TASK REQUIREMENTS:
Every record must be written out once more, with nothing added or omitted.

[Data listing]

------------

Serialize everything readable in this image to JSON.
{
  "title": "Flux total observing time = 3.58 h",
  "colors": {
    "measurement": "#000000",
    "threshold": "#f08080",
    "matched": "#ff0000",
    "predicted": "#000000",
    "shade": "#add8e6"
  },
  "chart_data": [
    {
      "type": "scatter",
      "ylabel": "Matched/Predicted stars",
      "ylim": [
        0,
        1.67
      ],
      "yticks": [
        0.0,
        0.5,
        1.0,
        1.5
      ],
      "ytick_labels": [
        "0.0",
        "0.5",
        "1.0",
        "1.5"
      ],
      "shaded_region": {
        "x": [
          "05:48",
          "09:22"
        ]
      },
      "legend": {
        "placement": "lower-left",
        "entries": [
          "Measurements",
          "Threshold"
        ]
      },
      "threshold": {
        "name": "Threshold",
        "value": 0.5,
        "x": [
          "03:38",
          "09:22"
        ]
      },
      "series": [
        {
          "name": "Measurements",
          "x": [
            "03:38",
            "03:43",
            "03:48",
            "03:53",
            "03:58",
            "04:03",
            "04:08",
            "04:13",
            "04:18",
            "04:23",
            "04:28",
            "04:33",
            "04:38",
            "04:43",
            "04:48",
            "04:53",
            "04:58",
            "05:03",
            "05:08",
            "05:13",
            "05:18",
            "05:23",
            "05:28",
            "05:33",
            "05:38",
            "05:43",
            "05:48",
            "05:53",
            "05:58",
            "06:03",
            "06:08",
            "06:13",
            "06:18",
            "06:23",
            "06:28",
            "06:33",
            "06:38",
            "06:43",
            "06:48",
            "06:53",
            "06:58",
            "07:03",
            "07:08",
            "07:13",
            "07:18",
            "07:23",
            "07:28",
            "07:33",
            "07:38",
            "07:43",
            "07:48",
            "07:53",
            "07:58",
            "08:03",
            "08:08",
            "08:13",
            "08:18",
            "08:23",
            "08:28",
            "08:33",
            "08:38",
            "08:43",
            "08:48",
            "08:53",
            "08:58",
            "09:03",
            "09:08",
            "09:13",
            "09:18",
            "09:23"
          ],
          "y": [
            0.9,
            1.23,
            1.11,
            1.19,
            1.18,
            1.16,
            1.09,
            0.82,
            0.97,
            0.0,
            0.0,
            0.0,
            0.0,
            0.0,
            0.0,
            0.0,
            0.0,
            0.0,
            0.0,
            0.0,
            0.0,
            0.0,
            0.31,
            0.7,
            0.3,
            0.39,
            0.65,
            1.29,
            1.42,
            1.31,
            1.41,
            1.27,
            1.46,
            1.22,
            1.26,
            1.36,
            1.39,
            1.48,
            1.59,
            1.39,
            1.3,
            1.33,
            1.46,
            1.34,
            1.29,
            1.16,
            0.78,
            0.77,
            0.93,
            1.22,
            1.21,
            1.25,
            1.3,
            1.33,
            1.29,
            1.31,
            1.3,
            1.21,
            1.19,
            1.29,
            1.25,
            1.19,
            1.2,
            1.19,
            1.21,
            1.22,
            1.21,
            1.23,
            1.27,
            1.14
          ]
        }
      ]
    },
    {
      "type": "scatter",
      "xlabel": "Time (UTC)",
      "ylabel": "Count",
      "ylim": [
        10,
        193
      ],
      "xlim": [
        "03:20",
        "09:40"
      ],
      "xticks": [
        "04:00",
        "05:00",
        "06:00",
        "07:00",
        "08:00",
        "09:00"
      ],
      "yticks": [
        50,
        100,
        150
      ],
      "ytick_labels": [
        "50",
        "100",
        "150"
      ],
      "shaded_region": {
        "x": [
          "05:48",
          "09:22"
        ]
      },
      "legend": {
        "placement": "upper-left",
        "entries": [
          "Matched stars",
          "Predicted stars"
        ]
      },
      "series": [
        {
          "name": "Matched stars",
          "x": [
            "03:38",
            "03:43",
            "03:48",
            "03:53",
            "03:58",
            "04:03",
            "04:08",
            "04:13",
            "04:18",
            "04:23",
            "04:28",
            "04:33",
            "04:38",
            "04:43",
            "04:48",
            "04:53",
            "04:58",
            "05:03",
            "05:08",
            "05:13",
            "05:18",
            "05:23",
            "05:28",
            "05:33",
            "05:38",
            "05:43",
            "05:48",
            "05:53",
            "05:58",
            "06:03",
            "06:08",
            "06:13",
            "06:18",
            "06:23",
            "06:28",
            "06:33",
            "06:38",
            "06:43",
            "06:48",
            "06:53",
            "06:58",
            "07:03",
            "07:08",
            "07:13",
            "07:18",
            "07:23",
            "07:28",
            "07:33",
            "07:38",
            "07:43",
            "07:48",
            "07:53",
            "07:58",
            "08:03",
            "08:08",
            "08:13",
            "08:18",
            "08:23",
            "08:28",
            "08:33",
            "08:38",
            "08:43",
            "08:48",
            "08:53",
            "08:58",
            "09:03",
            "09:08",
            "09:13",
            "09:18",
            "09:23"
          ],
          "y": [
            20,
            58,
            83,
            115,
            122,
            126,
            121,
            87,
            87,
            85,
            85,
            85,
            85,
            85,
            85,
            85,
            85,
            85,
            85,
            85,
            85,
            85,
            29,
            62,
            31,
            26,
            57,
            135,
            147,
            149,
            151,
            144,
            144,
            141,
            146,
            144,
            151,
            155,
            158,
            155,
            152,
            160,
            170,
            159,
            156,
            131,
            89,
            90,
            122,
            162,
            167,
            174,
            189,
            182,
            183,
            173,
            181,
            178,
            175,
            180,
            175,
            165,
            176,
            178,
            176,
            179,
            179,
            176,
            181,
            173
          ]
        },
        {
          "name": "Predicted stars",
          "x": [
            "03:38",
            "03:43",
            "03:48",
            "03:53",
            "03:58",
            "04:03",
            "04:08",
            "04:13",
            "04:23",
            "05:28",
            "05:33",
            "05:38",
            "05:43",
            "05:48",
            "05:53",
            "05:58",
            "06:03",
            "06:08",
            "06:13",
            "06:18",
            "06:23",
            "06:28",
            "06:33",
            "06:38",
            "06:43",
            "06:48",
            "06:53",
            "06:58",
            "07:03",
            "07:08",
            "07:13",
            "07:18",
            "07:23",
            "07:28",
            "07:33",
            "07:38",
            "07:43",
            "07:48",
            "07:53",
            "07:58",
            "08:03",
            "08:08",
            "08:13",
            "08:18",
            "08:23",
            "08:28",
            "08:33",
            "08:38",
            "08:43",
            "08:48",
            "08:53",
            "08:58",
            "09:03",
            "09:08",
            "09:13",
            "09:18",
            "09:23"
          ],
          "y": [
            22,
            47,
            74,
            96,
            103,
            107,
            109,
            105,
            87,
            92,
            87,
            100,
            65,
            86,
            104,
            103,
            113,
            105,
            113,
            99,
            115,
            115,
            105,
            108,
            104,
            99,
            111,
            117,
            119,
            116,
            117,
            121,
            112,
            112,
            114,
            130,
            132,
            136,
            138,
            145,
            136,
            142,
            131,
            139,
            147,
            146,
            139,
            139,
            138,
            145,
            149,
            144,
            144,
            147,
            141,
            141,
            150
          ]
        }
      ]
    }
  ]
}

------------

FULL OUTPUT:
Serialize everything readable in this image to JSON.
{
  "title": "Flux total observing time = 3.58 h",
  "colors": {
    "measurement": "#000000",
    "threshold": "#f08080",
    "matched": "#ff0000",
    "predicted": "#000000",
    "shade": "#add8e6"
  },
  "chart_data": [
    {
      "type": "scatter",
      "ylabel": "Matched/Predicted stars",
      "ylim": [
        0,
        1.67
      ],
      "yticks": [
        0.0,
        0.5,
        1.0,
        1.5
      ],
      "ytick_labels": [
        "0.0",
        "0.5",
        "1.0",
        "1.5"
      ],
      "shaded_region": {
        "x": [
          "05:48",
          "09:22"
        ]
      },
      "legend": {
        "placement": "lower-left",
        "entries": [
          "Measurements",
          "Threshold"
        ]
      },
      "threshold": {
        "name": "Threshold",
        "value": 0.5,
        "x": [
          "03:38",
          "09:22"
        ]
      },
      "series": [
        {
          "name": "Measurements",
          "x": [
            "03:38",
            "03:43",
            "03:48",
            "03:53",
            "03:58",
            "04:03",
            "04:08",
            "04:13",
            "04:18",
            "04:23",
            "04:28",
            "04:33",
            "04:38",
            "04:43",
            "04:48",
            "04:53",
            "04:58",
            "05:03",
            "05:08",
            "05:13",
            "05:18",
            "05:23",
            "05:28",
            "05:33",
            "05:38",
            "05:43",
            "05:48",
            "05:53",
            "05:58",
            "06:03",
            "06:08",
            "06:13",
            "06:18",
            "06:23",
            "06:28",
            "06:33",
            "06:38",
            "06:43",
            "06:48",
            "06:53",
            "06:58",
            "07:03",
            "07:08",
            "07:13",
            "07:18",
            "07:23",
            "07:28",
            "07:33",
            "07:38",
            "07:43",
            "07:48",
            "07:53",
            "07:58",
            "08:03",
            "08:08",
            "08:13",
            "08:18",
            "08:23",
            "08:28",
            "08:33",
            "08:38",
            "08:43",
            "08:48",
            "08:53",
            "08:58",
            "09:03",
            "09:08",
            "09:13",
            "09:18",
            "09:23"
          ],
          "y": [
            0.9,
            1.23,
            1.11,
            1.19,
            1.18,
            1.16,
            1.09,
            0.82,
            0.97,
            0.0,
            0.0,
            0.0,
            0.0,
            0.0,
            0.0,
            0.0,
            0.0,
            0.0,
            0.0,
            0.0,
            0.0,
            0.0,
            0.31,
            0.7,
            0.3,
            0.39,
            0.65,
            1.29,
            1.42,
            1.31,
            1.41,
            1.27,
            1.46,
            1.22,
            1.26,
            1.36,
            1.39,
            1.48,
            1.59,
            1.39,
            1.3,
            1.33,
            1.46,
            1.34,
            1.29,
            1.16,
            0.78,
            0.77,
            0.93,
            1.22,
            1.21,
            1.25,
            1.3,
            1.33,
            1.29,
            1.31,
            1.3,
            1.21,
            1.19,
            1.29,
            1.25,
            1.19,
            1.2,
            1.19,
            1.21,
            1.22,
            1.21,
            1.23,
            1.27,
            1.14
          ]
        }
      ]
    },
    {
      "type": "scatter",
      "xlabel": "Time (UTC)",
      "ylabel": "Count",
      "ylim": [
        10,
        193
      ],
      "xlim": [
        "03:20",
        "09:40"
      ],
      "xticks": [
        "04:00",
        "05:00",
        "06:00",
        "07:00",
        "08:00",
        "09:00"
      ],
      "yticks": [
        50,
        100,
        150
      ],
      "ytick_labels": [
        "50",
        "100",
        "150"
      ],
      "shaded_region": {
        "x": [
          "05:48",
          "09:22"
        ]
      },
      "legend": {
        "placement": "upper-left",
        "entries": [
          "Matched stars",
          "Predicted stars"
        ]
      },
      "series": [
        {
          "name": "Matched stars",
          "x": [
            "03:38",
            "03:43",
            "03:48",
            "03:53",
            "03:58",
            "04:03",
            "04:08",
            "04:13",
            "04:18",
            "04:23",
            "04:28",
            "04:33",
            "04:38",
            "04:43",
            "04:48",
            "04:53",
            "04:58",
            "05:03",
            "05:08",
            "05:13",
            "05:18",
            "05:23",
            "05:28",
            "05:33",
            "05:38",
            "05:43",
            "05:48",
            "05:53",
            "05:58",
            "06:03",
            "06:08",
            "06:13",
            "06:18",
            "06:23",
            "06:28",
            "06:33",
            "06:38",
            "06:43",
            "06:48",
            "06:53",
            "06:58",
            "07:03",
            "07:08",
            "07:13",
            "07:18",
            "07:23",
            "07:28",
            "07:33",
            "07:38",
            "07:43",
            "07:48",
            "07:53",
            "07:58",
            "08:03",
            "08:08",
            "08:13",
            "08:18",
            "08:23",
            "08:28",
            "08:33",
            "08:38",
            "08:43",
            "08:48",
            "08:53",
            "08:58",
            "09:03",
            "09:08",
            "09:13",
            "09:18",
            "09:23"
          ],
          "y": [
            20,
            58,
            83,
            115,
            122,
            126,
            121,
            87,
            87,
            85,
            85,
            85,
            85,
            85,
            85,
            85,
            85,
            85,
            85,
            85,
            85,
            85,
            29,
            62,
            31,
            26,
            57,
            135,
            147,
            149,
            151,
            144,
            144,
            141,
            146,
            144,
            151,
            155,
            158,
            155,
            152,
            160,
            170,
            159,
            156,
            131,
            89,
            90,
            122,
            162,
            167,
            174,
            189,
            182,
            183,
            173,
            181,
            178,
            175,
            180,
            175,
            165,
            176,
            178,
            176,
            179,
            179,
            176,
            181,
            173
          ]
        },
        {
          "name": "Predicted stars",
          "x": [
            "03:38",
            "03:43",
            "03:48",
            "03:53",
            "03:58",
            "04:03",
            "04:08",
            "04:13",
            "04:23",
            "05:28",
            "05:33",
            "05:38",
            "05:43",
            "05:48",
            "05:53",
            "05:58",
            "06:03",
            "06:08",
            "06:13",
            "06:18",
            "06:23",
            "06:28",
            "06:33",
            "06:38",
            "06:43",
            "06:48",
            "06:53",
            "06:58",
            "07:03",
            "07:08",
            "07:13",
            "07:18",
            "07:23",
            "07:28",
            "07:33",
            "07:38",
            "07:43",
            "07:48",
            "07:53",
            "07:58",
            "08:03",
            "08:08",
            "08:13",
            "08:18",
            "08:23",
            "08:28",
            "08:33",
            "08:38",
            "08:43",
            "08:48",
            "08:53",
            "08:58",
            "09:03",
            "09:08",
            "09:13",
            "09:18",
            "09:23"
          ],
          "y": [
            22,
            47,
            74,
            96,
            103,
            107,
            109,
            105,
            87,
            92,
            87,
            100,
            65,
            86,
            104,
            103,
            113,
            105,
            113,
            99,
            115,
            115,
            105,
            108,
            104,
            99,
            111,
            117,
            119,
            116,
            117,
            121,
            112,
            112,
            114,
            130,
            132,
            136,
            138,
            145,
            136,
            142,
            131,
            139,
            147,
            146,
            139,
            139,
            138,
            145,
            149,
            144,
            144,
            147,
            141,
            141,
            150
          ]
        }
      ]
    }
  ]
}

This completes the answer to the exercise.